**EXERCISES:**
**a.** Reproduce the passage on CPaaS word for word, everything from "These barriers created" down to "providing the infrastructure.".
**b.** Write the next part of the passage on CPaaS, picking up after its final sentence.

(SUPPLIED TEXT)

And we’re only at the beginning. The already considerable utility of CPaaS will only increase as it is integrated with emerging technologies such as bots and AI. In this sense, it’s fair to say the technology has abundant current-day use cases and boundless future potential—both of which help to erase memories of the tools businesses had to work around in the past.

Before CPaaS: The Dark Days

Until the advent of CPaaS, building apps that facilitated certain types of communication was usually not feasible. A regional plumbing business, for example, might have launched an application within its website where visitors could schedule appointments but likely couldn’t maintain the infrastructure and carrier relationships needed to send automated SMS appointment reminders within the software.

Businesses that had to have communications functions for their products were effectively forced to approach carriers directly. While the specifics presented to carriers naturally varied, these agreements carried a few common requirements, such as complex hardware, skilled personnel to manage it, or the significant sums carriers charged for the ability to patch directly into their networks. It’s understandable then how even a multinational enterprise that technically could offer a helpful communications feature such as in-app support calls for a complex new product ultimately might have found the feature too complex and financially demanding to pursue.

The Modern Benefits of CPaaS

These barriers created a demand in the market for a solution that supported easy, scalable communications features. CPaaS providers rose to meet that demand by enabling businesses to quickly integrate communications functions into their applications and business processes via APIs—without having to build or maintain the required communications infrastructure.

Because CPaaS is provider-held and cloud-based, management doesn’t need to spend major capex on infrastructure that supports a single feature or try to future-proof against an unscalable solution; apps that use APIs can be prototyped, implemented, and pushed to users far faster than any homegrown development. And adding a communications feature is a lot easier when someone else is providing the infrastructure.

(End SUPPLIED TEXT)
(RECORD EXCERPTS)

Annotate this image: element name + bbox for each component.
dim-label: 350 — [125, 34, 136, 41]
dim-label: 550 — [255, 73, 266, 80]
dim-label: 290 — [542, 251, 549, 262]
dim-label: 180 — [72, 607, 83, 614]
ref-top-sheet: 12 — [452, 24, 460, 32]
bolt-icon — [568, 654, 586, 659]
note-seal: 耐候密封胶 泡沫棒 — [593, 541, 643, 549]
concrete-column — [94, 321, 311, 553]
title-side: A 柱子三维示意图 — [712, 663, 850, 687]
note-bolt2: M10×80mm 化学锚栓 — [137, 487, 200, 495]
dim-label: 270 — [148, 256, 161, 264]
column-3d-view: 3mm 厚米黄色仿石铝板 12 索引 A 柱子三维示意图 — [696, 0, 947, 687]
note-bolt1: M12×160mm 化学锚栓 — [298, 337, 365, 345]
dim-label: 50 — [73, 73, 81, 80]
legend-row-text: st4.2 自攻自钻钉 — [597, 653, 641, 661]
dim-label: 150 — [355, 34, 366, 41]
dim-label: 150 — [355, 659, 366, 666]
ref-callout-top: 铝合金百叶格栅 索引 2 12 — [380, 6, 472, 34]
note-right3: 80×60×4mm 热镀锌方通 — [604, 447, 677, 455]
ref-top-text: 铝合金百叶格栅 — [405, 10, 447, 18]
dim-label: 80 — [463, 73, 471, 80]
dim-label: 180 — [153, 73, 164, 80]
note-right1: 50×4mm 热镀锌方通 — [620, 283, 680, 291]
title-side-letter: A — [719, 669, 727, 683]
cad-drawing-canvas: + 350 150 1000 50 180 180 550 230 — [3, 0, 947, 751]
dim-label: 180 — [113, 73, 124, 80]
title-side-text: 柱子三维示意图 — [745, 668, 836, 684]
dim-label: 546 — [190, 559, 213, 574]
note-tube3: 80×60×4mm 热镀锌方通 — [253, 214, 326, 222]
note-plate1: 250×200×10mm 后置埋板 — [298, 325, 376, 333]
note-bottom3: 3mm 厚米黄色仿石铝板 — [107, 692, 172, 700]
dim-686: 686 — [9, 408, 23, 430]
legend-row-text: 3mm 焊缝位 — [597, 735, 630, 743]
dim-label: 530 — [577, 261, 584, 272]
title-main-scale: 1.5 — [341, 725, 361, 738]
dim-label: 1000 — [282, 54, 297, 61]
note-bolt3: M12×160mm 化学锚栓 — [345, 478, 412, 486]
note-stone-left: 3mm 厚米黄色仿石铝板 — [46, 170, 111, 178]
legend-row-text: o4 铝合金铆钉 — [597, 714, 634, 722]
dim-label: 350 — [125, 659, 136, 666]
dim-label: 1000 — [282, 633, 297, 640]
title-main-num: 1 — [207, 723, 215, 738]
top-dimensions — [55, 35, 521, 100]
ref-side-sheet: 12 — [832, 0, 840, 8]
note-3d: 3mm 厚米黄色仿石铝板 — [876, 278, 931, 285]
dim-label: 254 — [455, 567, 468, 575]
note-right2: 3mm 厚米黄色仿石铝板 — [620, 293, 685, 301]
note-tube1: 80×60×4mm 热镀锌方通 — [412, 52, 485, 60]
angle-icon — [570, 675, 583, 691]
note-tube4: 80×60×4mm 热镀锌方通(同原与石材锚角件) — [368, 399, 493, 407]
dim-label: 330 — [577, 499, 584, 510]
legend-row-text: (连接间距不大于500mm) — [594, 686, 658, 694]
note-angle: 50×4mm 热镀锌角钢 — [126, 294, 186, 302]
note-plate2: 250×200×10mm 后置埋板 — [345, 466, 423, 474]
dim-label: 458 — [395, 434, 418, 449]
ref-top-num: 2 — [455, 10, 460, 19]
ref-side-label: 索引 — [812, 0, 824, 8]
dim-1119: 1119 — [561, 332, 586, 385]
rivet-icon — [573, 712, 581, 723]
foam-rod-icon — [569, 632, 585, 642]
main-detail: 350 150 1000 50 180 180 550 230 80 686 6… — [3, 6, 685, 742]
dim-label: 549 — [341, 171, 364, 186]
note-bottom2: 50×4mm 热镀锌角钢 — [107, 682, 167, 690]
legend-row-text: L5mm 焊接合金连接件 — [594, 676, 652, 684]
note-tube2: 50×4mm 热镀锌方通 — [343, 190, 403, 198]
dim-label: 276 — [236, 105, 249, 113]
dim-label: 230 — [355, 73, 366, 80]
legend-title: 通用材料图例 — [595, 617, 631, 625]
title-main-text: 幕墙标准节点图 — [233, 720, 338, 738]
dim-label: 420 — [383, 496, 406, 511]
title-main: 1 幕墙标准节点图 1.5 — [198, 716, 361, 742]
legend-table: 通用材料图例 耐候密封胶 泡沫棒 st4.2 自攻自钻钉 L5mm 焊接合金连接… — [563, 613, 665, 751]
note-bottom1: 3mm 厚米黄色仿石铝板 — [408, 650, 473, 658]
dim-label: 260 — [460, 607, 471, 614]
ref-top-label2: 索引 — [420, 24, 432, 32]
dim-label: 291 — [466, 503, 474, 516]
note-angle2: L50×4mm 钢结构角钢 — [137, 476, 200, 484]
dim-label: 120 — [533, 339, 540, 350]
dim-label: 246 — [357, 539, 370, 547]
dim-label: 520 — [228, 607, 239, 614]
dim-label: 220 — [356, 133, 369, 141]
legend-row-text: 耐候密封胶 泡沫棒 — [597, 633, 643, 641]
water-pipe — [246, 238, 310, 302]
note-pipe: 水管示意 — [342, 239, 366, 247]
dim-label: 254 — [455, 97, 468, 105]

(End RECORD EXCERPTS)

**ANSWERS BY ITEM NUMBER:**
**a.**
These barriers created a demand in the market for a solution that supported easy, scalable communications features. CPaaS providers rose to meet that demand by enabling businesses to quickly integrate communications functions into their applications and business processes via APIs—without having to build or maintain the required communications infrastructure.

Because CPaaS is provider-held and cloud-based, management doesn’t need to spend major capex on infrastructure that supports a single feature or try to future-proof against an unscalable solution; apps that use APIs can be prototyped, implemented, and pushed to users far faster than any homegrown development. And adding a communications feature is a lot easier when someone else is providing the infrastructure.

**b.**
So, that plumbing company could use CPaaS to easily provision virtual numbers for their SMS appointment reminder feature, while the multinational enterprise could build their in-app support call feature without overspending on the required infrastructure.

The Future of CPaaS

Other tech advancements will only boost the benefits of CPaaS. AI, an innovation primed to revolutionize service- and communication-related technology, is a prime example. As machines grow smarter and closer to communicative parity with humans, cloud-based communications platforms will take the idea of automated self-service, among other business functions, to new levels. AI in the call center is one example of this.

Combined, the technologies carry value that works in any sector. Smart shopping assistants will soon be better than ever at making purchase suggestions based on the user’s browsing history. Software will provide accurate, real-time translations, reducing the need for expensive multilingual customer support representatives. APIs could provide CPaaS video chat technology and AI capable of facial recognition to turn any phone or webcam into a biometric security checkpoint. Chatbots will continue to grow in scope and capacity, allowing any business to deploy entire teams of automated service reps made up entirely of bots.

Unlike with some other innovations, businesses can easily jump right in with CPaaS at a minimal cost. Instead of limiting the technology to companies that can afford it—and, even then, only those with projects “big enough” to warrant the human and capital investment—companies of all sizes can deploy cutting-edge CPaaS innovations. Small, digitally focused companies may leverage the merging of AI and cloud communications first (after all, startups were the earliest adopters of CPaaS), but agile enterprises will quickly follow suit with use cases of their own.

Businesses across industries are deploying CPaaS to great effect. As more in the market learn about the type of innovative customer experiences that can be created with this technology, CPaaS will earn its place in more and more digital strategies.